_WHAT YOU ARE ASKED TO DO:_
Can you write out the whole listing exactly?

_SOURCE DATA:_
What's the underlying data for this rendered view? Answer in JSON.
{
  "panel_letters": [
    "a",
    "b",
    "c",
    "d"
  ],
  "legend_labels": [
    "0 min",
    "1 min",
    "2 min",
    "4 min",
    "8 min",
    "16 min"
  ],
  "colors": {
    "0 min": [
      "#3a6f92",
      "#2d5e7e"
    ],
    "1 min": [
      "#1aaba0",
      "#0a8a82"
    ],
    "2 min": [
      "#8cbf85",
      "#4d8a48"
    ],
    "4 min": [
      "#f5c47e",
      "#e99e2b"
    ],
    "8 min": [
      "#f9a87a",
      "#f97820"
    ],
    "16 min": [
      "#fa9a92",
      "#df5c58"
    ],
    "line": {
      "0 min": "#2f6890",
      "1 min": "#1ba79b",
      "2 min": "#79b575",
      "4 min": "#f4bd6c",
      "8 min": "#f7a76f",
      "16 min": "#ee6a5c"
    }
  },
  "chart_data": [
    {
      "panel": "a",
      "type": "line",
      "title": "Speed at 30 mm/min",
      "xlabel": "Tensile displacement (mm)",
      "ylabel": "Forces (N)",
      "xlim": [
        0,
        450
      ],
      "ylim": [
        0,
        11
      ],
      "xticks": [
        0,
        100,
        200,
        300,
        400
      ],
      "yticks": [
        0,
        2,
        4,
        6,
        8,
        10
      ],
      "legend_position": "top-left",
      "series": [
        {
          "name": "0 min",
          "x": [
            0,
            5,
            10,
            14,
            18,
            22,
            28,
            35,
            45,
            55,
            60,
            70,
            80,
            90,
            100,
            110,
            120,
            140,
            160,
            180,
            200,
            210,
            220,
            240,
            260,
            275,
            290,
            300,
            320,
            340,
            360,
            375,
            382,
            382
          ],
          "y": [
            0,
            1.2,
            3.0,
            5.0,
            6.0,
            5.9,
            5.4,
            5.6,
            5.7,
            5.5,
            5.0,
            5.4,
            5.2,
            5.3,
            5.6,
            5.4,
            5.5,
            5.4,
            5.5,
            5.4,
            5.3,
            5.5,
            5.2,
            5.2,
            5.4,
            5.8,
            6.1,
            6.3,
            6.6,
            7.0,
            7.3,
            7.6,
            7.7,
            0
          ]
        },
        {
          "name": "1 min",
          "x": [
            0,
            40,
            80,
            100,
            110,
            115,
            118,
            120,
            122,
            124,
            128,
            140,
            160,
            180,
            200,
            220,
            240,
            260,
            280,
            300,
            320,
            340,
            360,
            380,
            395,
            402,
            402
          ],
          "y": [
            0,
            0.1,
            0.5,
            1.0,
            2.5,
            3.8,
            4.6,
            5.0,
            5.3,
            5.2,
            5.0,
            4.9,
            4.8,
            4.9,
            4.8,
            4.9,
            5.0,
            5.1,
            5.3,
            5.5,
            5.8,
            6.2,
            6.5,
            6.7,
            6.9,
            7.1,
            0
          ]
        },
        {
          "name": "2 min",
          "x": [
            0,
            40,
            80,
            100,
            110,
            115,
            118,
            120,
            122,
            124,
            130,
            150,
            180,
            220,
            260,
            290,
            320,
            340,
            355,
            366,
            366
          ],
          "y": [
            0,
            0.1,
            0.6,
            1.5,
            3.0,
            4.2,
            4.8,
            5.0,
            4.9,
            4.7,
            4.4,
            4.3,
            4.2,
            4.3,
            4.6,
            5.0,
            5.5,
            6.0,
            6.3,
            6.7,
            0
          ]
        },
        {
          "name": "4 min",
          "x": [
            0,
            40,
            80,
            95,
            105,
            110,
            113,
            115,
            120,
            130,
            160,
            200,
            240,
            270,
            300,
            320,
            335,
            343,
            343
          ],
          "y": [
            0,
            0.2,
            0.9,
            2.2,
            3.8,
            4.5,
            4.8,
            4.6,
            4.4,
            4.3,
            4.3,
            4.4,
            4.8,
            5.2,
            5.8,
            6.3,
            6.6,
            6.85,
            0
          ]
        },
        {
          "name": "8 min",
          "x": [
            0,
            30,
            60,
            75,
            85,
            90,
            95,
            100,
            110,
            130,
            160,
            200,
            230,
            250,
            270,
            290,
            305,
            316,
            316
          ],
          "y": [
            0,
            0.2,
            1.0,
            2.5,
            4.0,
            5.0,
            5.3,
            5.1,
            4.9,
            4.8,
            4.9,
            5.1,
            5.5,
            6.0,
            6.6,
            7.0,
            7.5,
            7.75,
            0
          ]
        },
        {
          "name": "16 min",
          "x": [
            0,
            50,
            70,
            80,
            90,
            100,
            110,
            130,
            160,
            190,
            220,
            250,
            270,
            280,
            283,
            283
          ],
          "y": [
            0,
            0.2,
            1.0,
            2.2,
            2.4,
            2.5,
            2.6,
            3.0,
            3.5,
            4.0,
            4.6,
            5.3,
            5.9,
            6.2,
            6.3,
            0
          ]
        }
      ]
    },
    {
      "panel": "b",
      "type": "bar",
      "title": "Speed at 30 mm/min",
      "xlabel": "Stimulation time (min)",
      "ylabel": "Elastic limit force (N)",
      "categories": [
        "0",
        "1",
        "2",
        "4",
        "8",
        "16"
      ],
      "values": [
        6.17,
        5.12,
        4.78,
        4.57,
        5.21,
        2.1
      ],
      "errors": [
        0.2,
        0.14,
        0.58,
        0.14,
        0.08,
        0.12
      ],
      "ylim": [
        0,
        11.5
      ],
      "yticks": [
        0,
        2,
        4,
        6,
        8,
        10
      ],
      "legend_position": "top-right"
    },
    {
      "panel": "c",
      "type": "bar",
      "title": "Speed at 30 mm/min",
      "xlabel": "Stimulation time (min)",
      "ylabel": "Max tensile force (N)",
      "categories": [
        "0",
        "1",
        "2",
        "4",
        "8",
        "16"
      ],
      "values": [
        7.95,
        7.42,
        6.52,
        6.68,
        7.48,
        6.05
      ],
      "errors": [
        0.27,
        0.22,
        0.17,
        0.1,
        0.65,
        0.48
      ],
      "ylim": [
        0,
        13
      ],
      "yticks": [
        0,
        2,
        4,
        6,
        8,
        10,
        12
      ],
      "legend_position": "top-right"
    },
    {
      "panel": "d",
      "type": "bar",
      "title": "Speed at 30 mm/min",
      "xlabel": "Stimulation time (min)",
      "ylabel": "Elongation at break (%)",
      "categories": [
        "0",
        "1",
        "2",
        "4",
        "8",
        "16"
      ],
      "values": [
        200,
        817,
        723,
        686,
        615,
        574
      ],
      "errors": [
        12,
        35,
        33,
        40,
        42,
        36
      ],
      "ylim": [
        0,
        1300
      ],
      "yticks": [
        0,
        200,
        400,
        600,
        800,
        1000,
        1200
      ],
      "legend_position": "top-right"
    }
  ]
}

_OUTPUT OF THE EXERCISE:_
What's the underlying data for this rendered view? Answer in JSON.
{
  "panel_letters": [
    "a",
    "b",
    "c",
    "d"
  ],
  "legend_labels": [
    "0 min",
    "1 min",
    "2 min",
    "4 min",
    "8 min",
    "16 min"
  ],
  "colors": {
    "0 min": [
      "#3a6f92",
      "#2d5e7e"
    ],
    "1 min": [
      "#1aaba0",
      "#0a8a82"
    ],
    "2 min": [
      "#8cbf85",
      "#4d8a48"
    ],
    "4 min": [
      "#f5c47e",
      "#e99e2b"
    ],
    "8 min": [
      "#f9a87a",
      "#f97820"
    ],
    "16 min": [
      "#fa9a92",
      "#df5c58"
    ],
    "line": {
      "0 min": "#2f6890",
      "1 min": "#1ba79b",
      "2 min": "#79b575",
      "4 min": "#f4bd6c",
      "8 min": "#f7a76f",
      "16 min": "#ee6a5c"
    }
  },
  "chart_data": [
    {
      "panel": "a",
      "type": "line",
      "title": "Speed at 30 mm/min",
      "xlabel": "Tensile displacement (mm)",
      "ylabel": "Forces (N)",
      "xlim": [
        0,
        450
      ],
      "ylim": [
        0,
        11
      ],
      "xticks": [
        0,
        100,
        200,
        300,
        400
      ],
      "yticks": [
        0,
        2,
        4,
        6,
        8,
        10
      ],
      "legend_position": "top-left",
      "series": [
        {
          "name": "0 min",
          "x": [
            0,
            5,
            10,
            14,
            18,
            22,
            28,
            35,
            45,
            55,
            60,
            70,
            80,
            90,
            100,
            110,
            120,
            140,
            160,
            180,
            200,
            210,
            220,
            240,
            260,
            275,
            290,
            300,
            320,
            340,
            360,
            375,
            382,
            382
          ],
          "y": [
            0,
            1.2,
            3.0,
            5.0,
            6.0,
            5.9,
            5.4,
            5.6,
            5.7,
            5.5,
            5.0,
            5.4,
            5.2,
            5.3,
            5.6,
            5.4,
            5.5,
            5.4,
            5.5,
            5.4,
            5.3,
            5.5,
            5.2,
            5.2,
            5.4,
            5.8,
            6.1,
            6.3,
            6.6,
            7.0,
            7.3,
            7.6,
            7.7,
            0
          ]
        },
        {
          "name": "1 min",
          "x": [
            0,
            40,
            80,
            100,
            110,
            115,
            118,
            120,
            122,
            124,
            128,
            140,
            160,
            180,
            200,
            220,
            240,
            260,
            280,
            300,
            320,
            340,
            360,
            380,
            395,
            402,
            402
          ],
          "y": [
            0,
            0.1,
            0.5,
            1.0,
            2.5,
            3.8,
            4.6,
            5.0,
            5.3,
            5.2,
            5.0,
            4.9,
            4.8,
            4.9,
            4.8,
            4.9,
            5.0,
            5.1,
            5.3,
            5.5,
            5.8,
            6.2,
            6.5,
            6.7,
            6.9,
            7.1,
            0
          ]
        },
        {
          "name": "2 min",
          "x": [
            0,
            40,
            80,
            100,
            110,
            115,
            118,
            120,
            122,
            124,
            130,
            150,
            180,
            220,
            260,
            290,
            320,
            340,
            355,
            366,
            366
          ],
          "y": [
            0,
            0.1,
            0.6,
            1.5,
            3.0,
            4.2,
            4.8,
            5.0,
            4.9,
            4.7,
            4.4,
            4.3,
            4.2,
            4.3,
            4.6,
            5.0,
            5.5,
            6.0,
            6.3,
            6.7,
            0
          ]
        },
        {
          "name": "4 min",
          "x": [
            0,
            40,
            80,
            95,
            105,
            110,
            113,
            115,
            120,
            130,
            160,
            200,
            240,
            270,
            300,
            320,
            335,
            343,
            343
          ],
          "y": [
            0,
            0.2,
            0.9,
            2.2,
            3.8,
            4.5,
            4.8,
            4.6,
            4.4,
            4.3,
            4.3,
            4.4,
            4.8,
            5.2,
            5.8,
            6.3,
            6.6,
            6.85,
            0
          ]
        },
        {
          "name": "8 min",
          "x": [
            0,
            30,
            60,
            75,
            85,
            90,
            95,
            100,
            110,
            130,
            160,
            200,
            230,
            250,
            270,
            290,
            305,
            316,
            316
          ],
          "y": [
            0,
            0.2,
            1.0,
            2.5,
            4.0,
            5.0,
            5.3,
            5.1,
            4.9,
            4.8,
            4.9,
            5.1,
            5.5,
            6.0,
            6.6,
            7.0,
            7.5,
            7.75,
            0
          ]
        },
        {
          "name": "16 min",
          "x": [
            0,
            50,
            70,
            80,
            90,
            100,
            110,
            130,
            160,
            190,
            220,
            250,
            270,
            280,
            283,
            283
          ],
          "y": [
            0,
            0.2,
            1.0,
            2.2,
            2.4,
            2.5,
            2.6,
            3.0,
            3.5,
            4.0,
            4.6,
            5.3,
            5.9,
            6.2,
            6.3,
            0
          ]
        }
      ]
    },
    {
      "panel": "b",
      "type": "bar",
      "title": "Speed at 30 mm/min",
      "xlabel": "Stimulation time (min)",
      "ylabel": "Elastic limit force (N)",
      "categories": [
        "0",
        "1",
        "2",
        "4",
        "8",
        "16"
      ],
      "values": [
        6.17,
        5.12,
        4.78,
        4.57,
        5.21,
        2.1
      ],
      "errors": [
        0.2,
        0.14,
        0.58,
        0.14,
        0.08,
        0.12
      ],
      "ylim": [
        0,
        11.5
      ],
      "yticks": [
        0,
        2,
        4,
        6,
        8,
        10
      ],
      "legend_position": "top-right"
    },
    {
      "panel": "c",
      "type": "bar",
      "title": "Speed at 30 mm/min",
      "xlabel": "Stimulation time (min)",
      "ylabel": "Max tensile force (N)",
      "categories": [
        "0",
        "1",
        "2",
        "4",
        "8",
        "16"
      ],
      "values": [
        7.95,
        7.42,
        6.52,
        6.68,
        7.48,
        6.05
      ],
      "errors": [
        0.27,
        0.22,
        0.17,
        0.1,
        0.65,
        0.48
      ],
      "ylim": [
        0,
        13
      ],
      "yticks": [
        0,
        2,
        4,
        6,
        8,
        10,
        12
      ],
      "legend_position": "top-right"
    },
    {
      "panel": "d",
      "type": "bar",
      "title": "Speed at 30 mm/min",
      "xlabel": "Stimulation time (min)",
      "ylabel": "Elongation at break (%)",
      "categories": [
        "0",
        "1",
        "2",
        "4",
        "8",
        "16"
      ],
      "values": [
        200,
        817,
        723,
        686,
        615,
        574
      ],
      "errors": [
        12,
        35,
        33,
        40,
        42,
        36
      ],
      "ylim": [
        0,
        1300
      ],
      "yticks": [
        0,
        200,
        400,
        600,
        800,
        1000,
        1200
      ],
      "legend_position": "top-right"
    }
  ]
}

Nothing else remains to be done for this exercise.